■ What the exercise asks ■
Rewrite each of the items below, replacing every "data-point" with "marker" and leaving everything else unchanged.

## Begin Supplied records

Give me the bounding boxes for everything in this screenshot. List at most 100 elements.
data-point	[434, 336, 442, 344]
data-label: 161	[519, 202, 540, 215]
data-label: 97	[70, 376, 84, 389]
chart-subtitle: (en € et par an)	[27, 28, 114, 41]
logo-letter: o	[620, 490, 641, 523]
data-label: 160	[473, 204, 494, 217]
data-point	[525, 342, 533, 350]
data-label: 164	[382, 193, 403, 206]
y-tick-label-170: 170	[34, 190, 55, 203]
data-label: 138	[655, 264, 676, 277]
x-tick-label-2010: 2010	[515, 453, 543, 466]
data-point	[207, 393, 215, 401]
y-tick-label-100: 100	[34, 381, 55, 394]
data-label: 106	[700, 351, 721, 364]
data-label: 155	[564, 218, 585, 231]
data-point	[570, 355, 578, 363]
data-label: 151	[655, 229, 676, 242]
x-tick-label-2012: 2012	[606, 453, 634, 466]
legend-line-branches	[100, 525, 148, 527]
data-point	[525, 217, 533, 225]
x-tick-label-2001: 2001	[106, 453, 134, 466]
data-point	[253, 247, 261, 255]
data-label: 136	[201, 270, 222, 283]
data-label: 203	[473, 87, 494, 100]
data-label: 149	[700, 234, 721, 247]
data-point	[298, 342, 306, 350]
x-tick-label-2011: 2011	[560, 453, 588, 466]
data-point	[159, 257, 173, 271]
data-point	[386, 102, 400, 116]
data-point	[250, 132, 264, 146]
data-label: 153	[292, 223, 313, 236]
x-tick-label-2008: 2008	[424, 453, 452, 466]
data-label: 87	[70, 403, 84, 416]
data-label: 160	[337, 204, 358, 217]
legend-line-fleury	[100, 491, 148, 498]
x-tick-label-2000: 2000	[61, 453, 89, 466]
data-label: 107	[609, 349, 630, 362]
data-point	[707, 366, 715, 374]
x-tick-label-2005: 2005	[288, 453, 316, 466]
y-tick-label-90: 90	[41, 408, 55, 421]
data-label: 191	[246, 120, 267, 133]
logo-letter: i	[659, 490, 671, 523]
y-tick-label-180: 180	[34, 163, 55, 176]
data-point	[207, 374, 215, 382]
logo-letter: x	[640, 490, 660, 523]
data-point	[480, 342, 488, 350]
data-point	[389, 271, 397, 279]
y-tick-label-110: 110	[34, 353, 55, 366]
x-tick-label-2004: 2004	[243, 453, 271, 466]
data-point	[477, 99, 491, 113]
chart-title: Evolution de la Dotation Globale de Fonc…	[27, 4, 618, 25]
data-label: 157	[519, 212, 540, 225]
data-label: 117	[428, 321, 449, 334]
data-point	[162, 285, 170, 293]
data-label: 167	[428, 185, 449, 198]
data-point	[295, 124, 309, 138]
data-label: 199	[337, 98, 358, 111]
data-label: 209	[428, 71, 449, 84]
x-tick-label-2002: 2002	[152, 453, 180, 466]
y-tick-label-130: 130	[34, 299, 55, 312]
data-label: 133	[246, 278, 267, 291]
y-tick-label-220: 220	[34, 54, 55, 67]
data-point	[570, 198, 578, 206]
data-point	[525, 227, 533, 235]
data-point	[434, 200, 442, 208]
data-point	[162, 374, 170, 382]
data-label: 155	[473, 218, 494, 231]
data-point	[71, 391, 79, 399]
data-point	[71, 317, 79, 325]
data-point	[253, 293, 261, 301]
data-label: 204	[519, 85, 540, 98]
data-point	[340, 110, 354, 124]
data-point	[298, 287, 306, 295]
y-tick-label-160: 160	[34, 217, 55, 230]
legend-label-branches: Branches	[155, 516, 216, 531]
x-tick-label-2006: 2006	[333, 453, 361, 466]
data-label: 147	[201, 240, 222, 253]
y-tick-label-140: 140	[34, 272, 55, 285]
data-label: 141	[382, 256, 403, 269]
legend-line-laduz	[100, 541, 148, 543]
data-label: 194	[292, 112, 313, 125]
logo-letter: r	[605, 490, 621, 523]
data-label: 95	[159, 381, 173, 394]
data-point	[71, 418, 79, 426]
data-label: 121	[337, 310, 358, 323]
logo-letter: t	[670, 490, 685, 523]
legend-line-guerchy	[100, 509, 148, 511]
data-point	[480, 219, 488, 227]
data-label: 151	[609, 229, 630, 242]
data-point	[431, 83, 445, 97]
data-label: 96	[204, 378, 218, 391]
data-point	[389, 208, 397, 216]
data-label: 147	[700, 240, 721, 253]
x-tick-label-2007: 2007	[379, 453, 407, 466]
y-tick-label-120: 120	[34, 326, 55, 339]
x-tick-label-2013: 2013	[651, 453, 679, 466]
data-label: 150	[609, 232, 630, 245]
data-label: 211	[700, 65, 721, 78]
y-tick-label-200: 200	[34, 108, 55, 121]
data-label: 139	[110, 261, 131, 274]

## End Supplied records

■ The solution ■
Give me the bounding boxes for everything in this screenshot. List at most 100 elements.
marker	[434, 336, 442, 344]
data-label: 161	[519, 202, 540, 215]
data-label: 97	[70, 376, 84, 389]
chart-subtitle: (en € et par an)	[27, 28, 114, 41]
logo-letter: o	[620, 490, 641, 523]
data-label: 160	[473, 204, 494, 217]
marker	[525, 342, 533, 350]
data-label: 164	[382, 193, 403, 206]
y-tick-label-170: 170	[34, 190, 55, 203]
data-label: 138	[655, 264, 676, 277]
x-tick-label-2010: 2010	[515, 453, 543, 466]
marker	[207, 393, 215, 401]
y-tick-label-100: 100	[34, 381, 55, 394]
data-label: 106	[700, 351, 721, 364]
data-label: 155	[564, 218, 585, 231]
marker	[570, 355, 578, 363]
data-label: 151	[655, 229, 676, 242]
x-tick-label-2012: 2012	[606, 453, 634, 466]
legend-line-branches	[100, 525, 148, 527]
marker	[525, 217, 533, 225]
x-tick-label-2001: 2001	[106, 453, 134, 466]
marker	[253, 247, 261, 255]
data-label: 136	[201, 270, 222, 283]
data-label: 203	[473, 87, 494, 100]
data-label: 149	[700, 234, 721, 247]
marker	[298, 342, 306, 350]
x-tick-label-2011: 2011	[560, 453, 588, 466]
marker	[159, 257, 173, 271]
marker	[386, 102, 400, 116]
marker	[250, 132, 264, 146]
data-label: 153	[292, 223, 313, 236]
x-tick-label-2008: 2008	[424, 453, 452, 466]
data-label: 87	[70, 403, 84, 416]
data-label: 160	[337, 204, 358, 217]
legend-line-fleury	[100, 491, 148, 498]
x-tick-label-2000: 2000	[61, 453, 89, 466]
data-label: 107	[609, 349, 630, 362]
marker	[707, 366, 715, 374]
x-tick-label-2005: 2005	[288, 453, 316, 466]
y-tick-label-90: 90	[41, 408, 55, 421]
data-label: 191	[246, 120, 267, 133]
logo-letter: i	[659, 490, 671, 523]
y-tick-label-180: 180	[34, 163, 55, 176]
marker	[207, 374, 215, 382]
logo-letter: x	[640, 490, 660, 523]
marker	[480, 342, 488, 350]
marker	[389, 271, 397, 279]
y-tick-label-110: 110	[34, 353, 55, 366]
x-tick-label-2004: 2004	[243, 453, 271, 466]
marker	[477, 99, 491, 113]
chart-title: Evolution de la Dotation Globale de Fonc…	[27, 4, 618, 25]
data-label: 157	[519, 212, 540, 225]
data-label: 117	[428, 321, 449, 334]
marker	[162, 285, 170, 293]
data-label: 167	[428, 185, 449, 198]
marker	[295, 124, 309, 138]
data-label: 199	[337, 98, 358, 111]
data-label: 209	[428, 71, 449, 84]
x-tick-label-2002: 2002	[152, 453, 180, 466]
y-tick-label-130: 130	[34, 299, 55, 312]
data-label: 133	[246, 278, 267, 291]
y-tick-label-220: 220	[34, 54, 55, 67]
marker	[570, 198, 578, 206]
marker	[525, 227, 533, 235]
marker	[434, 200, 442, 208]
marker	[162, 374, 170, 382]
data-label: 155	[473, 218, 494, 231]
marker	[71, 391, 79, 399]
marker	[71, 317, 79, 325]
marker	[253, 293, 261, 301]
data-label: 204	[519, 85, 540, 98]
marker	[340, 110, 354, 124]
marker	[298, 287, 306, 295]
y-tick-label-160: 160	[34, 217, 55, 230]
legend-label-branches: Branches	[155, 516, 216, 531]
x-tick-label-2006: 2006	[333, 453, 361, 466]
data-label: 147	[201, 240, 222, 253]
y-tick-label-140: 140	[34, 272, 55, 285]
data-label: 141	[382, 256, 403, 269]
legend-line-laduz	[100, 541, 148, 543]
data-label: 194	[292, 112, 313, 125]
logo-letter: r	[605, 490, 621, 523]
data-label: 95	[159, 381, 173, 394]
marker	[71, 418, 79, 426]
data-label: 121	[337, 310, 358, 323]
logo-letter: t	[670, 490, 685, 523]
legend-line-guerchy	[100, 509, 148, 511]
marker	[480, 219, 488, 227]
data-label: 151	[609, 229, 630, 242]
marker	[431, 83, 445, 97]
data-label: 96	[204, 378, 218, 391]
marker	[389, 208, 397, 216]
data-label: 147	[700, 240, 721, 253]
x-tick-label-2007: 2007	[379, 453, 407, 466]
y-tick-label-120: 120	[34, 326, 55, 339]
x-tick-label-2013: 2013	[651, 453, 679, 466]
data-label: 150	[609, 232, 630, 245]
data-label: 211	[700, 65, 721, 78]
y-tick-label-200: 200	[34, 108, 55, 121]
data-label: 139	[110, 261, 131, 274]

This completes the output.